**THE EXERCISE:** What follows is a listing; give it again exactly, in its entirety.
—————
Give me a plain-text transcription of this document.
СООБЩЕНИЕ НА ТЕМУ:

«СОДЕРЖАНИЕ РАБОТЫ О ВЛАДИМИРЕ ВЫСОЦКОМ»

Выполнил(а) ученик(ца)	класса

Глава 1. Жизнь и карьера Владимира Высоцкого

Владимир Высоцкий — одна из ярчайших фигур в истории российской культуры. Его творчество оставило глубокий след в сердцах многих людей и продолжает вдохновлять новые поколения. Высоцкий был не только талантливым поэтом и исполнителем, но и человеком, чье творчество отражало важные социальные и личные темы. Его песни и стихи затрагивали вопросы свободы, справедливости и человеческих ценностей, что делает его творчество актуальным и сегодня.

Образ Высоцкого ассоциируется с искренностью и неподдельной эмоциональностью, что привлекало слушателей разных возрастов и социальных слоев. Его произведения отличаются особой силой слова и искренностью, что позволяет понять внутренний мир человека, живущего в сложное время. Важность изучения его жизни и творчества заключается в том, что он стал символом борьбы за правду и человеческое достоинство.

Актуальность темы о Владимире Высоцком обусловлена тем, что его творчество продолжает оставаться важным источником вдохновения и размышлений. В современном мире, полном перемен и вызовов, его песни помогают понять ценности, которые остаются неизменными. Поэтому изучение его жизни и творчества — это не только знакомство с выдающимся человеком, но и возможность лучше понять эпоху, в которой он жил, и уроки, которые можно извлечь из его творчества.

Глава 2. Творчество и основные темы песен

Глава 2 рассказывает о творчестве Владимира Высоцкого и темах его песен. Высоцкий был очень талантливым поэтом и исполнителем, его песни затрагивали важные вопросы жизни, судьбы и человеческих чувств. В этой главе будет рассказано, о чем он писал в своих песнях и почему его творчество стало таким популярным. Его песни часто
—————
**ANSWER TO THE PROBLEM:**
Give me a plain-text transcription of this document.
СООБЩЕНИЕ НА ТЕМУ:

«СОДЕРЖАНИЕ РАБОТЫ О ВЛАДИМИРЕ ВЫСОЦКОМ»

Выполнил(а) ученик(ца)	класса

Глава 1. Жизнь и карьера Владимира Высоцкого

Владимир Высоцкий — одна из ярчайших фигур в истории российской культуры. Его творчество оставило глубокий след в сердцах многих людей и продолжает вдохновлять новые поколения. Высоцкий был не только талантливым поэтом и исполнителем, но и человеком, чье творчество отражало важные социальные и личные темы. Его песни и стихи затрагивали вопросы свободы, справедливости и человеческих ценностей, что делает его творчество актуальным и сегодня.

Образ Высоцкого ассоциируется с искренностью и неподдельной эмоциональностью, что привлекало слушателей разных возрастов и социальных слоев. Его произведения отличаются особой силой слова и искренностью, что позволяет понять внутренний мир человека, живущего в сложное время. Важность изучения его жизни и творчества заключается в том, что он стал символом борьбы за правду и человеческое достоинство.

Актуальность темы о Владимире Высоцком обусловлена тем, что его творчество продолжает оставаться важным источником вдохновения и размышлений. В современном мире, полном перемен и вызовов, его песни помогают понять ценности, которые остаются неизменными. Поэтому изучение его жизни и творчества — это не только знакомство с выдающимся человеком, но и возможность лучше понять эпоху, в которой он жил, и уроки, которые можно извлечь из его творчества.

Глава 2. Творчество и основные темы песен

Глава 2 рассказывает о творчестве Владимира Высоцкого и темах его песен. Высоцкий был очень талантливым поэтом и исполнителем, его песни затрагивали важные вопросы жизни, судьбы и человеческих чувств. В этой главе будет рассказано, о чем он писал в своих песнях и почему его творчество стало таким популярным. Его песни часто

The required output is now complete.